** Given request **
For the records below, give the count of lines holding the word "citoyens" and nothing more.

** Dataset extract **
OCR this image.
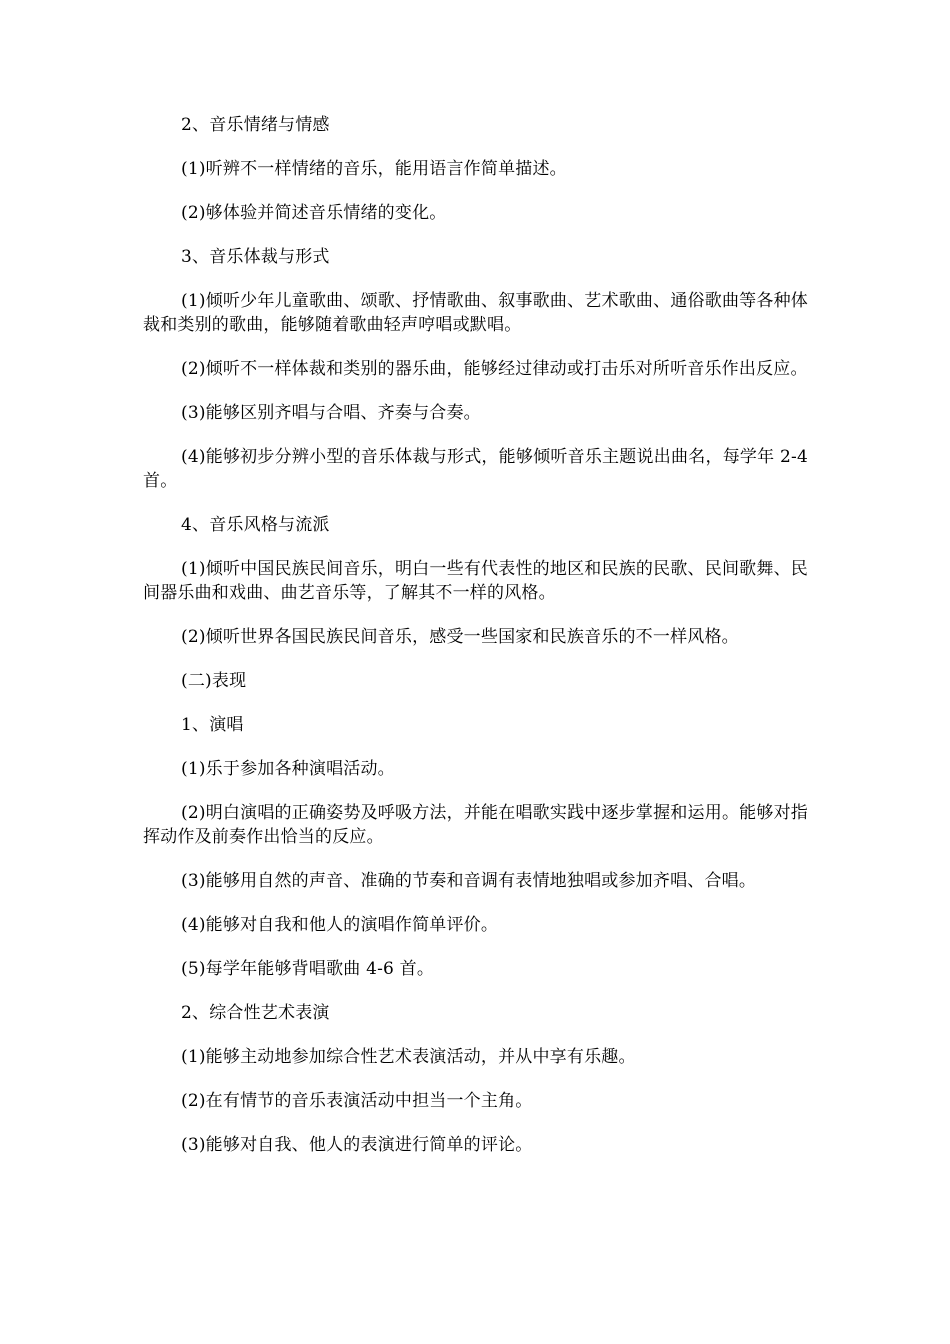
2、音乐情绪与情感

(1)听辨不一样情绪的音乐，能用语言作简单描述。

(2)够体验并简述音乐情绪的变化。

3、音乐体裁与形式

(1)倾听少年儿童歌曲、颂歌、抒情歌曲、叙事歌曲、艺术歌曲、通俗歌曲等各种体裁和类别的歌曲，能够随着歌曲轻声哼唱或默唱。

(2)倾听不一样体裁和类别的器乐曲，能够经过律动或打击乐对所听音乐作出反应。

(3)能够区别齐唱与合唱、齐奏与合奏。

(4)能够初步分辨小型的音乐体裁与形式，能够倾听音乐主题说出曲名，每学年 2-4 首。

4、音乐风格与流派

(1)倾听中国民族民间音乐，明白一些有代表性的地区和民族的民歌、民间歌舞、民间器乐曲和戏曲、曲艺音乐等，了解其不一样的风格。

(2)倾听世界各国民族民间音乐，感受一些国家和民族音乐的不一样风格。

(二)表现

1、演唱

(1)乐于参加各种演唱活动。

(2)明白演唱的正确姿势及呼吸方法，并能在唱歌实践中逐步掌握和运用。能够对指挥动作及前奏作出恰当的反应。

(3)能够用自然的声音、准确的节奏和音调有表情地独唱或参加齐唱、合唱。

(4)能够对自我和他人的演唱作简单评价。

(5)每学年能够背唱歌曲 4-6 首。

2、综合性艺术表演

(1)能够主动地参加综合性艺术表演活动，并从中享有乐趣。

(2)在有情节的音乐表演活动中担当一个主角。

(3)能够对自我、他人的表演进行简单的评论。
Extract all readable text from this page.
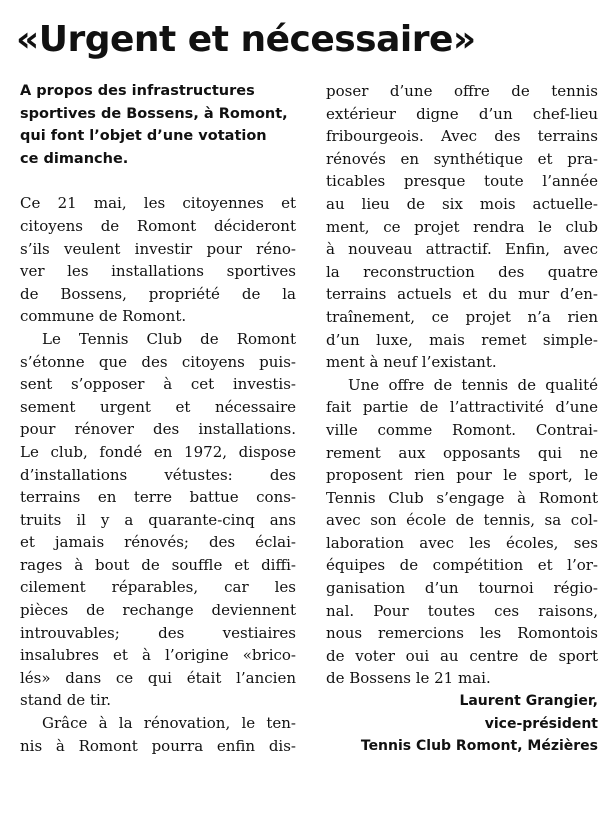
«Urgent et nécessaire»
A propos des infrastructures
sportives de Bossens, à Romont,
qui font l’objet d’une votation
ce dimanche.
Ce 21 mai, les citoyennes et
citoyens de Romont décideront
s’ils veulent investir pour réno-
ver les installations sportives
de Bossens, propriété de la
commune de Romont.
Le Tennis Club de Romont
s’étonne que des citoyens puis-
sent s’opposer à cet investis-
sement urgent et nécessaire
pour rénover des installations.
Le club, fondé en 1972, dispose
d’installations vétustes: des
terrains en terre battue cons-
truits il y a quarante-cinq ans
et jamais rénovés; des éclai-
rages à bout de souffle et diffi-
cilement réparables, car les
pièces de rechange deviennent
introuvables; des vestiaires
insalubres et à l’origine «brico-
lés» dans ce qui était l’ancien
stand de tir.
Grâce à la rénovation, le ten-
nis à Romont pourra enfin dis-
poser d’une offre de tennis
extérieur digne d’un chef-lieu
fribourgeois. Avec des terrains
rénovés en synthétique et pra-
ticables presque toute l’année
au lieu de six mois actuelle-
ment, ce projet rendra le club
à nouveau attractif. Enfin, avec
la reconstruction des quatre
terrains actuels et du mur d’en-
traînement, ce projet n’a rien
d’un luxe, mais remet simple-
ment à neuf l’existant.
Une offre de tennis de qualité
fait partie de l’attractivité d’une
ville comme Romont. Contrai-
rement aux opposants qui ne
proposent rien pour le sport, le
Tennis Club s’engage à Romont
avec son école de tennis, sa col-
laboration avec les écoles, ses
équipes de compétition et l’or-
ganisation d’un tournoi régio-
nal. Pour toutes ces raisons,
nous remercions les Romontois
de voter oui au centre de sport
de Bossens le 21 mai.
Laurent Grangier,
vice-président
Tennis Club Romont, Mézières
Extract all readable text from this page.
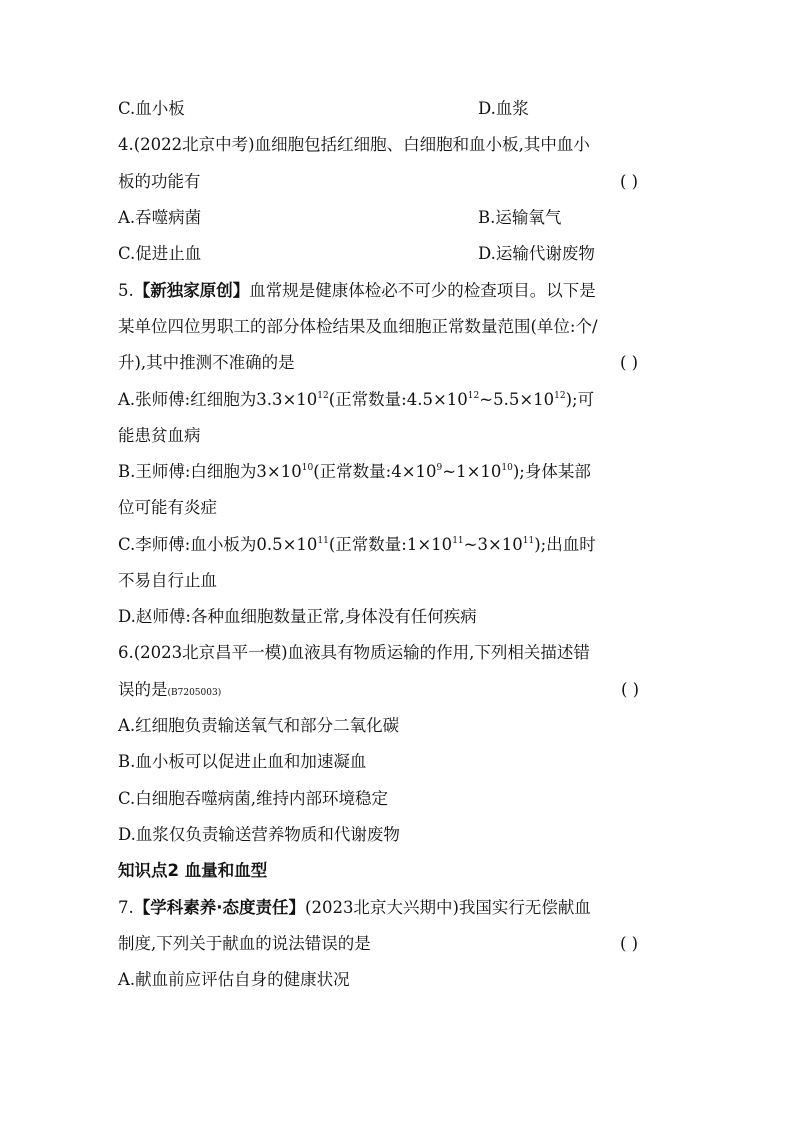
C.血小板	D.血浆
4.(2022北京中考)血细胞包括红细胞、白细胞和血小板,其中血小
板的功能有	( )
A.吞噬病菌	B.运输氧气
C.促进止血	D.运输代谢废物
5.【新独家原创】血常规是健康体检必不可少的检查项目。以下是
某单位四位男职工的部分体检结果及血细胞正常数量范围(单位:个/
升),其中推测不准确的是	( )
A.张师傅:红细胞为$3.3\times 10^{12}$(正常数量$:4.5\times 10^{12}\sim 5.5\times 10^{12}$);可
能患贫血病
B.王师傅:白细胞为$3\times 10^{10}$(正常数量$:4\times 10^9\sim 1\times 10^{10}$);身体某部
位可能有炎症
C.李师傅:血小板为$0.5\times 10^{11}$(正常数量$:1\times 10^{11}\sim 3\times 10^{11}$);出血时
不易自行止血
D.赵师傅:各种血细胞数量正常,身体没有任何疾病
6.(2023北京昌平一模)血液具有物质运输的作用,下列相关描述错
误的是(B7205003)	( )
A.红细胞负责输送氧气和部分二氧化碳
B.血小板可以促进止血和加速凝血
C.白细胞吞噬病菌,维持内部环境稳定
D.血浆仅负责输送营养物质和代谢废物
知识点2 血量和血型
7.【学科素养·态度责任】(2023北京大兴期中)我国实行无偿献血
制度,下列关于献血的说法错误的是	( )
A.献血前应评估自身的健康状况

** Solution for this problem **
2